▶ **Fragmento del documento**:
########

Alberto Marrero: la literatura como ceremonial apotropaico

Rafael de Águila
19/2/2019

No mates a Mayakovsky, el cuarto volumen de cuentos de Alberto Marrero, acaba de ser publicado —en magnífica edición— por Ediciones Loynaz, de Pinar del Río, y reúne lo mejor de la obra narrativa, cuentística del autor, quien ya cuenta con avales, de rotunda calidad, a partir de la publicación de obras anteriores de ese género: Último viento de marzo, Premio Loynaz 2003, Los ahogados del Tíber, Premio Wichy Nogueras 2004, y Efecto Babel, 2007, Letras Cubanas.

Alberto Marrero Fernández. Foto: Cubaliteraria
 

En puridad, No mates a Mayakovsky podría definirse como un greatest hits, un libro que reúne los grandes éxitos en la cuentística de Alberto Marrero, 17 cuentos, cifra que, en un escritor para el cual lo místico aúlla en derredor, no debe tomarse por mera casualidad: el anagrama de 17 —en numeración romana— al leerse en latín, se traduce como HE VIVIDO, de ahí que en Italia se tenga al 17 como guarismo fatal. Pero al escritor que es Alberto Marrero la numerología, al menos esa desde la cual se invoca a la fatalidad, no le espanta. Y no le espanta porque para los buenos escritores la fatalidad es una prostituta desdentada que ellos, los buenos escritores, el buen escritor que es Alberto Marrero, pone en fuga. El soberano oficio y la desbordante fantasía, la persistencia en esa dualidad, esa suerte de ser corpóreo, de gnomo escritural, de arcángel acompañante, asiste al autor y saca la lengua y desmanda, en retirada, al ectoplasma desdentado.

El 17 es también el tercer número primo de Fermat, podría decir un matemático. Número que, según Carl Friedrich Gauss, se emplea para construir heptadecágonos. Vaya por Dios. Resulta que en Geometría un heptadecágono es un polígono de 17 lados y 17 vértices. El mismo Gauss, se dice, anheló que un heptadecágono fuese su lápida, pero el artesano encargado de ello no logró la figura, dada su enorme complejidad. Precisamente eso, el heptadecágono que no logró aquel artesano, nos traza desde este libro Alberto Marrero. Un heptadecágono que —desde mi punto de vista— reúne lo mejor de su narrativa. La corta. El cuento. Porque Alberto Marrero acaba de ganar el Premio Alejo Carpentier con su primera novela. Y no ha logrado el autor este libro, en modo alguno, para consignar una lápida, no, esa pancarta luctuosa que denota muerte, no, sino para bosquejar, jubiloso y sagaz, una brújula rotundamente imantada de vida. Porque eso precisamente trasuda este libro y la narrativa de este autor: vida. Vida con los puros colores de Eros y, como tal, negador sempiterno del injusto y luctuoso Thánatos. Cada cuento de ese heptadecágono que es este libro grita, a voz en cuello, a voz en hombro, el cuello y los hombros de cada uno de sus lectores, el cuello y los hombros de todos, en favor, honor y loor a la vida.

########

(Registros de elementos y coordenadas)
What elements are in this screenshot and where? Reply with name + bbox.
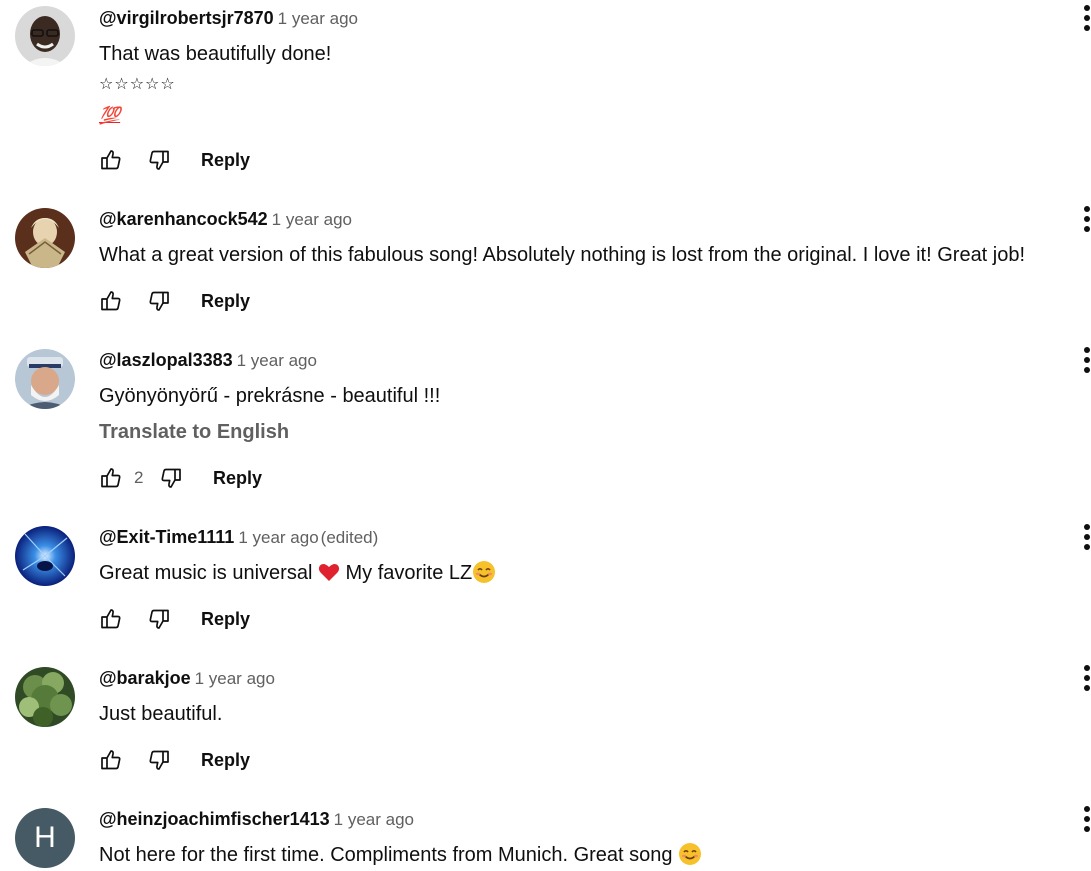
thumb-down-icon [149,150,169,170]
more-actions-button[interactable] [1079,662,1091,698]
thumb-down-icon [149,291,169,311]
comment-toolbar: Reply [99,285,250,317]
like-button[interactable] [99,607,123,631]
more-vert-icon [1084,806,1090,832]
more-actions-button[interactable] [1079,203,1091,239]
heart-emoji-icon [318,564,340,581]
thumb-down-icon [161,468,181,488]
like-button[interactable] [99,289,123,313]
comment-text: What a great version of this fabulous so… [99,244,1026,266]
avatar[interactable] [15,667,75,727]
comment-text: Great music is universal My favorite LZ [99,558,496,588]
reply-button[interactable]: Reply [201,150,250,171]
reply-button[interactable]: Reply [201,609,250,630]
more-actions-button[interactable] [1079,521,1091,557]
comment-toolbar: Reply [99,744,250,776]
avatar[interactable] [15,6,75,66]
dislike-button[interactable] [147,289,171,313]
comment-toolbar: Reply [99,603,250,635]
comment-emoji-line: 💯 [99,100,120,131]
author-name[interactable]: @virgilrobertsjr7870 [99,8,274,28]
author-name[interactable]: @heinzjoachimfischer1413 [99,809,330,829]
more-vert-icon [1084,5,1090,31]
thumb-down-icon [149,750,169,770]
comment-time[interactable]: 1 year ago [334,810,414,829]
avatar[interactable] [15,526,75,586]
smile-emoji-icon [473,561,496,583]
thumb-up-icon [101,150,121,170]
reply-button[interactable]: Reply [213,468,262,489]
like-count: 2 [134,468,144,487]
thumb-up-icon [101,291,121,311]
comment-text-part: My favorite LZ [339,562,473,584]
comment-header: @virgilrobertsjr7870 1 year ago [99,8,358,32]
comment-header: @laszlopal3383 1 year ago [99,350,317,374]
more-vert-icon [1084,665,1090,691]
comment-stars: ☆☆☆☆☆ [99,76,176,93]
comment-time[interactable]: 1 year ago [237,351,317,370]
comment-text: Not here for the first time. Compliments… [99,840,702,870]
comment-header: @Exit-Time1111 1 year ago (edited) [99,527,378,551]
dislike-button[interactable] [147,148,171,172]
thumb-up-icon [101,468,121,488]
comment-toolbar: Reply [99,144,250,176]
avatar[interactable]: H [15,808,75,868]
author-name[interactable]: @karenhancock542 [99,209,268,229]
thumb-down-icon [149,609,169,629]
like-button[interactable] [99,466,123,490]
thumb-up-icon [101,750,121,770]
like-button[interactable] [99,148,123,172]
comment-time[interactable]: 1 year ago [278,9,358,28]
comment-time[interactable]: 1 year ago [238,528,318,547]
comment-text: Just beautiful. [99,703,223,725]
smile-emoji-icon [679,843,702,865]
more-vert-icon [1084,524,1090,550]
comment-text: Gyönyönyörű - prekrásne - beautiful !!! [99,385,441,407]
comment-header: @karenhancock542 1 year ago [99,209,352,233]
dislike-button[interactable] [159,466,183,490]
comment-header: @barakjoe 1 year ago [99,668,275,692]
comment-text-part: Not here for the first time. Compliments… [99,844,679,866]
reply-button[interactable]: Reply [201,750,250,771]
author-name[interactable]: @barakjoe [99,668,191,688]
more-actions-button[interactable] [1079,803,1091,839]
more-actions-button[interactable] [1079,344,1091,380]
comment-text-part: Great music is universal [99,562,318,584]
comment-toolbar: 2 Reply [99,462,262,494]
comment-time[interactable]: 1 year ago [272,210,352,229]
comment-header: @heinzjoachimfischer1413 1 year ago [99,809,414,833]
dislike-button[interactable] [147,607,171,631]
reply-button[interactable]: Reply [201,291,250,312]
dislike-button[interactable] [147,748,171,772]
hundred-emoji: 💯 [99,106,121,125]
edited-label: (edited) [320,528,379,547]
thumb-up-icon [101,609,121,629]
author-name[interactable]: @Exit-Time1111 [99,527,234,547]
avatar[interactable] [15,208,75,268]
more-vert-icon [1084,206,1090,232]
author-name[interactable]: @laszlopal3383 [99,350,233,370]
like-button[interactable] [99,748,123,772]
more-vert-icon [1084,347,1090,373]
translate-link[interactable]: Translate to English [99,421,289,444]
avatar[interactable] [15,349,75,409]
comment-time[interactable]: 1 year ago [195,669,275,688]
comment-text: That was beautifully done! [99,43,332,65]
more-actions-button[interactable] [1079,2,1091,38]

########

▶ **Tarea requerida 1**:
Reproduce palabra por palabra el pasaje del texto sobre Alberto Marrero que va desde "Alberto Marrero: la" hasta "2007, Letras Cubanas.".
▶ **Tarea requerida 2**:
Cita textualmente, de los registros, el tramo que va desde la línea que contiene "thumb-down-icon [149,150,169,170]" hasta la línea que contiene "smile-emoji-icon [473,561,496,583]", ambas incluidas.

▶ **Solución de tarea 1**:
Alberto Marrero: la literatura como ceremonial apotropaico

Rafael de Águila
19/2/2019

No mates a Mayakovsky, el cuarto volumen de cuentos de Alberto Marrero, acaba de ser publicado —en magnífica edición— por Ediciones Loynaz, de Pinar del Río, y reúne lo mejor de la obra narrativa, cuentística del autor, quien ya cuenta con avales, de rotunda calidad, a partir de la publicación de obras anteriores de ese género: Último viento de marzo, Premio Loynaz 2003, Los ahogados del Tíber, Premio Wichy Nogueras 2004, y Efecto Babel, 2007, Letras Cubanas.

▶ **Solución de tarea 2**:
thumb-down-icon [149,150,169,170]
more-actions-button[interactable] [1079,662,1091,698]
thumb-down-icon [149,291,169,311]
comment-toolbar: Reply [99,285,250,317]
like-button[interactable] [99,607,123,631]
more-vert-icon [1084,806,1090,832]
more-actions-button[interactable] [1079,203,1091,239]
heart-emoji-icon [318,564,340,581]
thumb-down-icon [161,468,181,488]
like-button[interactable] [99,289,123,313]
comment-text: What a great version of this fabulous so… [99,244,1026,266]
avatar[interactable] [15,667,75,727]
comment-text: Great music is universal My favorite LZ [99,558,496,588]
reply-button[interactable]: Reply [201,150,250,171]
reply-button[interactable]: Reply [201,609,250,630]
more-actions-button[interactable] [1079,521,1091,557]
comment-toolbar: Reply [99,744,250,776]
avatar[interactable] [15,6,75,66]
dislike-button[interactable] [147,289,171,313]
comment-toolbar: Reply [99,603,250,635]
comment-emoji-line: 💯 [99,100,120,131]
author-name[interactable]: @virgilrobertsjr7870 [99,8,274,28]
author-name[interactable]: @heinzjoachimfischer1413 [99,809,330,829]
more-vert-icon [1084,5,1090,31]
thumb-down-icon [149,750,169,770]
comment-time[interactable]: 1 year ago [334,810,414,829]
avatar[interactable] [15,526,75,586]
smile-emoji-icon [473,561,496,583]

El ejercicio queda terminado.